═══ Data provided

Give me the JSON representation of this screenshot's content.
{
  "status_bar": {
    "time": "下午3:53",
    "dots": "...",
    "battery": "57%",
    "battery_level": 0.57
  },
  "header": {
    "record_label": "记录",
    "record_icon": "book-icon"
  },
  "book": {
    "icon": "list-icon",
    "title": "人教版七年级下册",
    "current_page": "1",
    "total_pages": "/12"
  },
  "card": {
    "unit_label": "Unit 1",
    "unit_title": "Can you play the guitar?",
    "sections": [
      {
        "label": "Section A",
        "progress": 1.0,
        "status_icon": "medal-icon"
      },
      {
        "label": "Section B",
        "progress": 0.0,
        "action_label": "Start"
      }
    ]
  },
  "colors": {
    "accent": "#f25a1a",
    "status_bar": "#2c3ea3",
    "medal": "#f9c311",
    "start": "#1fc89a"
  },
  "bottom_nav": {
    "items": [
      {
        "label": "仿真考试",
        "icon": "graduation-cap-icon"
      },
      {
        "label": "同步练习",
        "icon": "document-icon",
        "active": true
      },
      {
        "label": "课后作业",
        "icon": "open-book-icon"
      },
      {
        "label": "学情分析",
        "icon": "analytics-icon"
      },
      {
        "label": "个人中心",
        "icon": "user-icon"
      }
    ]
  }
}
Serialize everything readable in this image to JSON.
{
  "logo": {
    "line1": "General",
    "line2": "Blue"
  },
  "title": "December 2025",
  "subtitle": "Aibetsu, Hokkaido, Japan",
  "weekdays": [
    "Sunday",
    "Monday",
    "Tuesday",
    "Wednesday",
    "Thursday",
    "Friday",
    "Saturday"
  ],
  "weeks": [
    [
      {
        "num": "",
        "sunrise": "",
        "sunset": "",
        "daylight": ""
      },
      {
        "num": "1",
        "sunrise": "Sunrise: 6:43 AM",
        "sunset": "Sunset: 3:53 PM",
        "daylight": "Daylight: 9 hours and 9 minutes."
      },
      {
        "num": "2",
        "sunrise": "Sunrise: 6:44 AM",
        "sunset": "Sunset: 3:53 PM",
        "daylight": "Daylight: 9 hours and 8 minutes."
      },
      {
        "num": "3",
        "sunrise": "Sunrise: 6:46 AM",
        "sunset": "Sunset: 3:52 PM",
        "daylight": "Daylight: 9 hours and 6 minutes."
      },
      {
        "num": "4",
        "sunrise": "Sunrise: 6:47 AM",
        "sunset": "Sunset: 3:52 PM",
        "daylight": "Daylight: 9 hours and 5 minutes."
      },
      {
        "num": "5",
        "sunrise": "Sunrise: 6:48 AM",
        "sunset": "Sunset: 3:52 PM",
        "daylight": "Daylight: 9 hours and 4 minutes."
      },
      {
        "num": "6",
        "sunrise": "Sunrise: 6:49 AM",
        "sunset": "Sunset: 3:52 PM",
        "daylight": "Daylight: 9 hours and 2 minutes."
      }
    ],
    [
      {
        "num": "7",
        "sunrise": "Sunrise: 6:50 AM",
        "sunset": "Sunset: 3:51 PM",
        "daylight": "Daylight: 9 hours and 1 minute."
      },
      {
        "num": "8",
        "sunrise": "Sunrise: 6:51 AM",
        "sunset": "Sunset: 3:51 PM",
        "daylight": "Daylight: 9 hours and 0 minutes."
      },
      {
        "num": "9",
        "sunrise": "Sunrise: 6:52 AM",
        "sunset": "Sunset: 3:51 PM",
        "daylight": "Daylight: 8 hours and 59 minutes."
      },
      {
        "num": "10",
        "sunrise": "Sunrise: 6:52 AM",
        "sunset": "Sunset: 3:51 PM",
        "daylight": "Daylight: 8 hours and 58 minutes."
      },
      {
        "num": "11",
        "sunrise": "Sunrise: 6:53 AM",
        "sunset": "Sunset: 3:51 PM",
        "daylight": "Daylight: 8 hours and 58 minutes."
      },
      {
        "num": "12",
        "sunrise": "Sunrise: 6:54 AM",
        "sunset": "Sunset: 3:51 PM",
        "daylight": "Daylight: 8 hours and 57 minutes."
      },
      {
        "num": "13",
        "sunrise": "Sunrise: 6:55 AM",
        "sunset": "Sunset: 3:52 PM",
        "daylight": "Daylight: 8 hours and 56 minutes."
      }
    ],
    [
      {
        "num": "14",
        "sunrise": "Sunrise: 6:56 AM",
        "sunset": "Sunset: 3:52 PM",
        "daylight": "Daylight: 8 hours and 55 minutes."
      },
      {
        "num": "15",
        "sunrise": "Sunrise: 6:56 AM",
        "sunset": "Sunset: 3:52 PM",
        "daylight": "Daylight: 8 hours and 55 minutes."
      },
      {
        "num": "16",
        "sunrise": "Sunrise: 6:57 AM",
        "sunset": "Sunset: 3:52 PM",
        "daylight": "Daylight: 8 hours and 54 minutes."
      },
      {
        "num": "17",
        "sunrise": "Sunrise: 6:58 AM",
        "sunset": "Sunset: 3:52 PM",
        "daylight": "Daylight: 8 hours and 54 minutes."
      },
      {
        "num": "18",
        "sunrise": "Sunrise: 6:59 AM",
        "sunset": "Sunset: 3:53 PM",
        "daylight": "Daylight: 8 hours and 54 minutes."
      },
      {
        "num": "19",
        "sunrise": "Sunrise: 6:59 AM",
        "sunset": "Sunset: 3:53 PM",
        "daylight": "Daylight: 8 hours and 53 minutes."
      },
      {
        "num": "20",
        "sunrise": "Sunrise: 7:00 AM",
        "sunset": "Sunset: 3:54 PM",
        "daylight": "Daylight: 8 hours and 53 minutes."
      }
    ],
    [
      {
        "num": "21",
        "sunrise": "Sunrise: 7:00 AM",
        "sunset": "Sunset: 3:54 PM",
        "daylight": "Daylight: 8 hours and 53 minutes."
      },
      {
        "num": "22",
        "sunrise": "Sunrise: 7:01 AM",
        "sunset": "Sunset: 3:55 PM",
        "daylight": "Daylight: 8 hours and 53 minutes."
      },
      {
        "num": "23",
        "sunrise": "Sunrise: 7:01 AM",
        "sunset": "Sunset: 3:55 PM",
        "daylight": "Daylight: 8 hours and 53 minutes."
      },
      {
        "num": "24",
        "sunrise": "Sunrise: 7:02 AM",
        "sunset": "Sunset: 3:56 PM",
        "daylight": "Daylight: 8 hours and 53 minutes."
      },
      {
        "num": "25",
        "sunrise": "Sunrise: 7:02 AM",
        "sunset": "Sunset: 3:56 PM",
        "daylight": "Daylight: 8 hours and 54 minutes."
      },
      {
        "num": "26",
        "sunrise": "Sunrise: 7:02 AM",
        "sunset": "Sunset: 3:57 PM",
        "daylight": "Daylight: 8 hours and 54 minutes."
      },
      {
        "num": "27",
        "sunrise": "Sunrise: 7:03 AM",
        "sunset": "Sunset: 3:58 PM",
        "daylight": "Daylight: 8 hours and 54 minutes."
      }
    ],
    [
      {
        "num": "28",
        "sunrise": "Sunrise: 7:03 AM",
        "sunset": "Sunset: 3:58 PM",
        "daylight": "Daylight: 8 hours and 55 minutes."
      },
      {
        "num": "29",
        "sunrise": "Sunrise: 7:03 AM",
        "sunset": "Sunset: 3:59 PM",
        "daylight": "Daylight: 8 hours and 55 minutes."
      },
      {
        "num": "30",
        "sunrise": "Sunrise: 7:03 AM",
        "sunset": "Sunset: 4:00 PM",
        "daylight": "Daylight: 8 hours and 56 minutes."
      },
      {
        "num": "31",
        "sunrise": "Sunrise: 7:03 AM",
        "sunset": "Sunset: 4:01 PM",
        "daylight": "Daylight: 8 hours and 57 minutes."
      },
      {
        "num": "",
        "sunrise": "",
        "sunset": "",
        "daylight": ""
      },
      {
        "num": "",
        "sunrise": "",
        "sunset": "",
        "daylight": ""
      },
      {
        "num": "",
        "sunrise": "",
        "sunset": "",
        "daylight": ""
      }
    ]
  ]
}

══════

Description of the task - Gather every line from the listing above in which the word "book" appears.

Response -
    "record_icon": "book-icon"
  "book": {
        "icon": "open-book-icon"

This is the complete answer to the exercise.